##### ENTRIES SHOWN
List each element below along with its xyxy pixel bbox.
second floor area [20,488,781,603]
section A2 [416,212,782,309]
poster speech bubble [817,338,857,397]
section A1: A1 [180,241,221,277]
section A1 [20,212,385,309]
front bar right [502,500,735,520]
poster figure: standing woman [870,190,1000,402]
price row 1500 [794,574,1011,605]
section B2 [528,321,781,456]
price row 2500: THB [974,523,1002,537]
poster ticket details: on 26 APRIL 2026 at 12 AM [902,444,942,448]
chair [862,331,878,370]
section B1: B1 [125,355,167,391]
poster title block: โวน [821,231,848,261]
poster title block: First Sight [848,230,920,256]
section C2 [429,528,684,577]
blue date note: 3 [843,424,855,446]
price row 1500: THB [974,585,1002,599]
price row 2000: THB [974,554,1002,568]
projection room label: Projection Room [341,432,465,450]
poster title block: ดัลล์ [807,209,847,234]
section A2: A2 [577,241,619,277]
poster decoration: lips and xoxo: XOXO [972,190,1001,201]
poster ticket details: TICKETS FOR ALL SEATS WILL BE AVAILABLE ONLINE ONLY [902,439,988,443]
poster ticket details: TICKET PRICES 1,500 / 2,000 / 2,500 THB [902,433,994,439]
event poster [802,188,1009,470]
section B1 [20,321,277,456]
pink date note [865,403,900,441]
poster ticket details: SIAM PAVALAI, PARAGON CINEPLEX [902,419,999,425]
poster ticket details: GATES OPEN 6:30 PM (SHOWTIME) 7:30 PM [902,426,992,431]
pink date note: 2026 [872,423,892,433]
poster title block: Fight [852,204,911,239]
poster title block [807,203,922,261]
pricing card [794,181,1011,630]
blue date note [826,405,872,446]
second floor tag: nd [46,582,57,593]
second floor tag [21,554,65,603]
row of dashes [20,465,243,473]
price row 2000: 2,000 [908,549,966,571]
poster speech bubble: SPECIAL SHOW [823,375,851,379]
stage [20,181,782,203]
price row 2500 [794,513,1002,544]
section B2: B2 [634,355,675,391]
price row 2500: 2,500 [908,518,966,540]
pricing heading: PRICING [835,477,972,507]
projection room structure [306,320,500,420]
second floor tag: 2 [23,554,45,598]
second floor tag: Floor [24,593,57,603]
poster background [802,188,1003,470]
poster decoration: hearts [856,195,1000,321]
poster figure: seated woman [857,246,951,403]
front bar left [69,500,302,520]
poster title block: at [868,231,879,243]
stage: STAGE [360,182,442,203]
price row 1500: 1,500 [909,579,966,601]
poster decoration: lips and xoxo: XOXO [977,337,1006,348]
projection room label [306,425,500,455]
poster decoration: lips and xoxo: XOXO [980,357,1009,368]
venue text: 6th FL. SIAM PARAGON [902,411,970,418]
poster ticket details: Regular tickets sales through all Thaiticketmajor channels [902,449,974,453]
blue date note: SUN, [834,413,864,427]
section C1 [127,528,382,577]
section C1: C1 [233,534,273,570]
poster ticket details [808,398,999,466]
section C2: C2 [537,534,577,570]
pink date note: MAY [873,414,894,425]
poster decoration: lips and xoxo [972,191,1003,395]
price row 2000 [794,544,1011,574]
##########
SET EXERCISE: Reproduce all of the lines in Block 1 word for word.

EXPECTED ANSWER:
List each element below along with its xyxy pixel bbox.
second floor area [20,488,781,603]
section A2 [416,212,782,309]
poster speech bubble [817,338,857,397]
section A1: A1 [180,241,221,277]
section A1 [20,212,385,309]
front bar right [502,500,735,520]
poster figure: standing woman [870,190,1000,402]
price row 1500 [794,574,1011,605]
section B2 [528,321,781,456]
price row 2500: THB [974,523,1002,537]
poster ticket details: on 26 APRIL 2026 at 12 AM [902,444,942,448]
chair [862,331,878,370]
section B1: B1 [125,355,167,391]
poster title block: โวน [821,231,848,261]
poster title block: First Sight [848,230,920,256]
section C2 [429,528,684,577]
blue date note: 3 [843,424,855,446]
price row 1500: THB [974,585,1002,599]
price row 2000: THB [974,554,1002,568]
projection room label: Projection Room [341,432,465,450]
poster title block: ดัลล์ [807,209,847,234]
section A2: A2 [577,241,619,277]
poster decoration: lips and xoxo: XOXO [972,190,1001,201]
poster ticket details: TICKETS FOR ALL SEATS WILL BE AVAILABLE ONLINE ONLY [902,439,988,443]
poster ticket details: TICKET PRICES 1,500 / 2,000 / 2,500 THB [902,433,994,439]
event poster [802,188,1009,470]
section B1 [20,321,277,456]
pink date note [865,403,900,441]
poster ticket details: SIAM PAVALAI, PARAGON CINEPLEX [902,419,999,425]
poster ticket details: GATES OPEN 6:30 PM (SHOWTIME) 7:30 PM [902,426,992,431]
pink date note: 2026 [872,423,892,433]
poster title block: Fight [852,204,911,239]
poster title block [807,203,922,261]
pricing card [794,181,1011,630]
blue date note [826,405,872,446]
second floor tag: nd [46,582,57,593]
second floor tag [21,554,65,603]
row of dashes [20,465,243,473]
price row 2000: 2,000 [908,549,966,571]
poster speech bubble: SPECIAL SHOW [823,375,851,379]
stage [20,181,782,203]
price row 2500 [794,513,1002,544]
section B2: B2 [634,355,675,391]
price row 2500: 2,500 [908,518,966,540]
pricing heading: PRICING [835,477,972,507]
projection room structure [306,320,500,420]
second floor tag: 2 [23,554,45,598]
second floor tag: Floor [24,593,57,603]
poster background [802,188,1003,470]
poster decoration: hearts [856,195,1000,321]
poster figure: seated woman [857,246,951,403]
front bar left [69,500,302,520]
poster title block: at [868,231,879,243]
stage: STAGE [360,182,442,203]
price row 1500: 1,500 [909,579,966,601]
poster decoration: lips and xoxo: XOXO [977,337,1006,348]
projection room label [306,425,500,455]
poster decoration: lips and xoxo: XOXO [980,357,1009,368]
venue text: 6th FL. SIAM PARAGON [902,411,970,418]
poster ticket details: Regular tickets sales through all Thaiticketmajor channels [902,449,974,453]
blue date note: SUN, [834,413,864,427]
section C1 [127,528,382,577]
section C1: C1 [233,534,273,570]
poster ticket details [808,398,999,466]
section C2: C2 [537,534,577,570]
pink date note: MAY [873,414,894,425]
poster decoration: lips and xoxo [972,191,1003,395]
price row 2000 [794,544,1011,574]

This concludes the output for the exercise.